**Input for this task:**
---------------

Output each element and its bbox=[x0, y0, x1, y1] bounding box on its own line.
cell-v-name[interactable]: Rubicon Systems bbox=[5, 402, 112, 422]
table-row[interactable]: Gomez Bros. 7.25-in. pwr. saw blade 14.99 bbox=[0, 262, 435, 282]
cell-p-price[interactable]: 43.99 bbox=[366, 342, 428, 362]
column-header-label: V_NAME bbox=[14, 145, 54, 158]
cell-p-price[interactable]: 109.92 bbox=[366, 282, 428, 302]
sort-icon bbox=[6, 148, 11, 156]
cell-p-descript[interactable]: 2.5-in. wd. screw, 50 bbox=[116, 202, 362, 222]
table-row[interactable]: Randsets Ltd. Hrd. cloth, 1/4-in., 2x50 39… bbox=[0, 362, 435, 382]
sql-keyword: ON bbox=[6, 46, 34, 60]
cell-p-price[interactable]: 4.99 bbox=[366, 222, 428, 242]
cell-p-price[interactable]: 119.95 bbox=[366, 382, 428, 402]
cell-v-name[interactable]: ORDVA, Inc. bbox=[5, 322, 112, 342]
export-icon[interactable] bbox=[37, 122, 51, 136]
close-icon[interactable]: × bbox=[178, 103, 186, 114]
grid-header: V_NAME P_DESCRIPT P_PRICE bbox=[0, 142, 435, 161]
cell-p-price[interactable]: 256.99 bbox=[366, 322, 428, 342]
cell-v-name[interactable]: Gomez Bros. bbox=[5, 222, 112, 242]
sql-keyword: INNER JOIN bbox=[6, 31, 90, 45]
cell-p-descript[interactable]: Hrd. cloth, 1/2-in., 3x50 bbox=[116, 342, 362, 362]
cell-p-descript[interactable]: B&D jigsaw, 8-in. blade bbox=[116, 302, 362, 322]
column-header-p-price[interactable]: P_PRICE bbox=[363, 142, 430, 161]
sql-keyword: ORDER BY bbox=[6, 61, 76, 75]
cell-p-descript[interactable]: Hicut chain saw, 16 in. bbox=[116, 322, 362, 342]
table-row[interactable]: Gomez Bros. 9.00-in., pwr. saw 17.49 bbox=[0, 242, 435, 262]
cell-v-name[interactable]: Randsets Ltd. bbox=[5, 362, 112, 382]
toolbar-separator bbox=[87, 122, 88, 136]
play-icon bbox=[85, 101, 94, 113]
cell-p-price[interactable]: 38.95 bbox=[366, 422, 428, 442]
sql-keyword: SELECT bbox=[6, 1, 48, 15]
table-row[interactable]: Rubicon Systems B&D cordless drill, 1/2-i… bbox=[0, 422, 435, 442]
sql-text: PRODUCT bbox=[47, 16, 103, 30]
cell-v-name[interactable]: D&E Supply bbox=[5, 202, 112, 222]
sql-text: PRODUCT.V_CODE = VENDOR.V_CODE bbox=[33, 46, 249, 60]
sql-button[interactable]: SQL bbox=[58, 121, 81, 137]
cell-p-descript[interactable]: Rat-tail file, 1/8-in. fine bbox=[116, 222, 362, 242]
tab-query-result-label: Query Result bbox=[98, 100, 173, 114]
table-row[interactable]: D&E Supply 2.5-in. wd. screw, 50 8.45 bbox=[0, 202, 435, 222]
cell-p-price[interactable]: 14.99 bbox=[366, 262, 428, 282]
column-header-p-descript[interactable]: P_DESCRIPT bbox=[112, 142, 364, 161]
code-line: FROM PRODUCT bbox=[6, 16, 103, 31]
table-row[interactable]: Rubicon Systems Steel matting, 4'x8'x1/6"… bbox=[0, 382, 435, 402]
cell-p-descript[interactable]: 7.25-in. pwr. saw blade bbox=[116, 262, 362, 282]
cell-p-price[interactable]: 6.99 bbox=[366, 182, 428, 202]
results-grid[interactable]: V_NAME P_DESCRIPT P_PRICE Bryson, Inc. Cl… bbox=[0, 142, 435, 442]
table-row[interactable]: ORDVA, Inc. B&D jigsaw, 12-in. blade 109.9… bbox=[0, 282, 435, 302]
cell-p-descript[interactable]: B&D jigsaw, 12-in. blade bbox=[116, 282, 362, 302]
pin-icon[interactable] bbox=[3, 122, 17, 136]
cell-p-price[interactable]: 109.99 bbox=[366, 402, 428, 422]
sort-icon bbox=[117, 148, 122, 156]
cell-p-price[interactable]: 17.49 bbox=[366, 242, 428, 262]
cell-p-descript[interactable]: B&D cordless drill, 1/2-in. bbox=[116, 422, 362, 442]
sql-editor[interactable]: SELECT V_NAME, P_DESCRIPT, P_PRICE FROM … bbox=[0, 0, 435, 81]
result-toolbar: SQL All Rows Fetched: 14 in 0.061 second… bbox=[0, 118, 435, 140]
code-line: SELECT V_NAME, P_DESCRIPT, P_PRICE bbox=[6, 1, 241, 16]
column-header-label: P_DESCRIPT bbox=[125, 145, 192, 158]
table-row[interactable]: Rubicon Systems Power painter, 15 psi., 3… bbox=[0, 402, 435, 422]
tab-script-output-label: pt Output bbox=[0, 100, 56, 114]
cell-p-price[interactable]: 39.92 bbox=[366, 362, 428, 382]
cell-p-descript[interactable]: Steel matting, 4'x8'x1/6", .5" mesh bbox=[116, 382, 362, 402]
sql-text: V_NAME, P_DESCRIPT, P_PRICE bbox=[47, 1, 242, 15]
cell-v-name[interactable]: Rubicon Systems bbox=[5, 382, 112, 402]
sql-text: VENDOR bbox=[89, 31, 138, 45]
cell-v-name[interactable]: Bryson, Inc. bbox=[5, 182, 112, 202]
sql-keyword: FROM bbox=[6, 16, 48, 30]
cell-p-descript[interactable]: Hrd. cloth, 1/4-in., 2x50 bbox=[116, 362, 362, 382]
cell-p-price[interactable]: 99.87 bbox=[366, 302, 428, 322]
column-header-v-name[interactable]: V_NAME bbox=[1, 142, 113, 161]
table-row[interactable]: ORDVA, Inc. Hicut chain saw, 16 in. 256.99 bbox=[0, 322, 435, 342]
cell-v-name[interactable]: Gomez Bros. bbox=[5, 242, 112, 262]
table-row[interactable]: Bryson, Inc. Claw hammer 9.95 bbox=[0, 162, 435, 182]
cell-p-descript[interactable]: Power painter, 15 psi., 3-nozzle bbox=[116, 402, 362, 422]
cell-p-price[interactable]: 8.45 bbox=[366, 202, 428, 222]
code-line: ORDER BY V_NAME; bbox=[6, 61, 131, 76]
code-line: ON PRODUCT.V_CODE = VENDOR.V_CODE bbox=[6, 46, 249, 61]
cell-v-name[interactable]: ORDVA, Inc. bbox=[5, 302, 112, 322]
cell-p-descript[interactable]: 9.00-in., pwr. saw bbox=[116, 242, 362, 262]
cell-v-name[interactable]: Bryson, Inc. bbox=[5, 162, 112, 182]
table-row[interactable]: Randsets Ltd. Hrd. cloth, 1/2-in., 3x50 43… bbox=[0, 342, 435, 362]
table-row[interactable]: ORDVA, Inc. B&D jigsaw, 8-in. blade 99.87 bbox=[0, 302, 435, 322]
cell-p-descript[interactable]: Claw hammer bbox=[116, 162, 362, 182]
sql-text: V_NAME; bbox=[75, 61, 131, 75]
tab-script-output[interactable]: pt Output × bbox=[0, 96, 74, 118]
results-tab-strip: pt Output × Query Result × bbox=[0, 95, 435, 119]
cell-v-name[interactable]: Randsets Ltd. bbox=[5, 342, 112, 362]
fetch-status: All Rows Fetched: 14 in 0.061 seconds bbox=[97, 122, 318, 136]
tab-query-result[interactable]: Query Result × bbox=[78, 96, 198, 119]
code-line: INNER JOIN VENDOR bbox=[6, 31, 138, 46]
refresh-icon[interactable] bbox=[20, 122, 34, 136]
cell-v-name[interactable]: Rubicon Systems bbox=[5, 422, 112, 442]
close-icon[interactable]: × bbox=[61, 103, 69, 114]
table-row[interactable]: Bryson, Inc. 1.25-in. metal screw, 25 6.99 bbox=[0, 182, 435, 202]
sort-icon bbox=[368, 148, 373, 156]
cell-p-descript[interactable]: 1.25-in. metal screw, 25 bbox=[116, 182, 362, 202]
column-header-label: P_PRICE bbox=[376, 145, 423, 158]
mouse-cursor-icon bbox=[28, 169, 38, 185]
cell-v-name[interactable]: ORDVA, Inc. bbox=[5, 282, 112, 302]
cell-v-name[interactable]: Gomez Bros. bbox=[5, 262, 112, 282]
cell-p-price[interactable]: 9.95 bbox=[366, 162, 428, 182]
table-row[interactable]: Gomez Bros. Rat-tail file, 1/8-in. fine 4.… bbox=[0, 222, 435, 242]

---------------

**Task statement:** Convert the records, from the first line through the line containing "cell-p-descript[interactable]: Hicut chain" inclusive, into a Markdown table with the columns No. and Record. Skip blank lines and number each remaining line in order.

**Output for this exercise:**
| No. | Record |
|---|---|
| 1 | Output each element and its bbox=[x0, y0, x1, y1] bounding box on its own line. |
| 2 | cell-v-name[interactable]: Rubicon Systems bbox=[5, 402, 112, 422] |
| 3 | table-row[interactable]: Gomez Bros. 7.25-in. pwr. saw blade 14.99 bbox=[0, 262, 435, 282] |
| 4 | cell-p-price[interactable]: 43.99 bbox=[366, 342, 428, 362] |
| 5 | column-header-label: V_NAME bbox=[14, 145, 54, 158] |
| 6 | cell-p-price[interactable]: 109.92 bbox=[366, 282, 428, 302] |
| 7 | sort-icon bbox=[6, 148, 11, 156] |
| 8 | cell-p-descript[interactable]: 2.5-in. wd. screw, 50 bbox=[116, 202, 362, 222] |
| 9 | table-row[interactable]: Randsets Ltd. Hrd. cloth, 1/4-in., 2x50 39… bbox=[0, 362, 435, 382] |
| 10 | sql-keyword: ON bbox=[6, 46, 34, 60] |
| 11 | cell-p-price[interactable]: 4.99 bbox=[366, 222, 428, 242] |
| 12 | cell-p-price[interactable]: 119.95 bbox=[366, 382, 428, 402] |
| 13 | cell-v-name[interactable]: ORDVA, Inc. bbox=[5, 322, 112, 342] |
| 14 | export-icon[interactable] bbox=[37, 122, 51, 136] |
| 15 | close-icon[interactable]: × bbox=[178, 103, 186, 114] |
| 16 | grid-header: V_NAME P_DESCRIPT P_PRICE bbox=[0, 142, 435, 161] |
| 17 | cell-p-price[interactable]: 256.99 bbox=[366, 322, 428, 342] |
| 18 | cell-v-name[interactable]: Gomez Bros. bbox=[5, 222, 112, 242] |
| 19 | sql-keyword: INNER JOIN bbox=[6, 31, 90, 45] |
| 20 | cell-p-descript[interactable]: Hrd. cloth, 1/2-in., 3x50 bbox=[116, 342, 362, 362] |
| 21 | cell-p-descript[interactable]: B&D jigsaw, 8-in. blade bbox=[116, 302, 362, 322] |
| 22 | column-header-p-price[interactable]: P_PRICE bbox=[363, 142, 430, 161] |
| 23 | sql-keyword: ORDER BY bbox=[6, 61, 76, 75] |
| 24 | cell-p-descript[interactable]: Hicut chain saw, 16 in. bbox=[116, 322, 362, 342] |